- Work instructions: Extract all data as written.

- Excerpted records:
_____

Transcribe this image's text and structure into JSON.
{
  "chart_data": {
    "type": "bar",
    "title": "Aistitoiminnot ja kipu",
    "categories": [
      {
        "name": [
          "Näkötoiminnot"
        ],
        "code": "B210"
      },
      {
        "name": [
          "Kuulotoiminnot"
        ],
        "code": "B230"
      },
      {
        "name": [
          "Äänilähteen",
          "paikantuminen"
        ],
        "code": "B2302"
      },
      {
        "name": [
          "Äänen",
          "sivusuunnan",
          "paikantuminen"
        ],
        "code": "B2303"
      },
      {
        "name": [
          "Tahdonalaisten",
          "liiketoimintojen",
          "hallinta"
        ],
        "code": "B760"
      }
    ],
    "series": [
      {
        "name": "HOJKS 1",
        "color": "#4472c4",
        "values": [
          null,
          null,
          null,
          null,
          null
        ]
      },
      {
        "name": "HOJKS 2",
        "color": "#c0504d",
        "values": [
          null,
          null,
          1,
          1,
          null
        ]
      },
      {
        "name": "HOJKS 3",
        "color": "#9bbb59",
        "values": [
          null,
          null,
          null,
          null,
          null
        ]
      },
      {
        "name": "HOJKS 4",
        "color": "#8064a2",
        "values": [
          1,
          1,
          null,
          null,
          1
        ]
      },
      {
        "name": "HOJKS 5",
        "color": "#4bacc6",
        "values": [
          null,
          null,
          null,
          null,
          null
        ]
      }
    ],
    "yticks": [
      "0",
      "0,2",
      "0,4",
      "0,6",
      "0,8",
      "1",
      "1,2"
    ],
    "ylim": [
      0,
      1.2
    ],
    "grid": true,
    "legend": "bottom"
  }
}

_____

- Answer to this problem:
Transcribe this image's text and structure into JSON.
{
  "chart_data": {
    "type": "bar",
    "title": "Aistitoiminnot ja kipu",
    "categories": [
      {
        "name": [
          "Näkötoiminnot"
        ],
        "code": "B210"
      },
      {
        "name": [
          "Kuulotoiminnot"
        ],
        "code": "B230"
      },
      {
        "name": [
          "Äänilähteen",
          "paikantuminen"
        ],
        "code": "B2302"
      },
      {
        "name": [
          "Äänen",
          "sivusuunnan",
          "paikantuminen"
        ],
        "code": "B2303"
      },
      {
        "name": [
          "Tahdonalaisten",
          "liiketoimintojen",
          "hallinta"
        ],
        "code": "B760"
      }
    ],
    "series": [
      {
        "name": "HOJKS 1",
        "color": "#4472c4",
        "values": [
          null,
          null,
          null,
          null,
          null
        ]
      },
      {
        "name": "HOJKS 2",
        "color": "#c0504d",
        "values": [
          null,
          null,
          1,
          1,
          null
        ]
      },
      {
        "name": "HOJKS 3",
        "color": "#9bbb59",
        "values": [
          null,
          null,
          null,
          null,
          null
        ]
      },
      {
        "name": "HOJKS 4",
        "color": "#8064a2",
        "values": [
          1,
          1,
          null,
          null,
          1
        ]
      },
      {
        "name": "HOJKS 5",
        "color": "#4bacc6",
        "values": [
          null,
          null,
          null,
          null,
          null
        ]
      }
    ],
    "yticks": [
      "0",
      "0,2",
      "0,4",
      "0,6",
      "0,8",
      "1",
      "1,2"
    ],
    "ylim": [
      0,
      1.2
    ],
    "grid": true,
    "legend": "bottom"
  }
}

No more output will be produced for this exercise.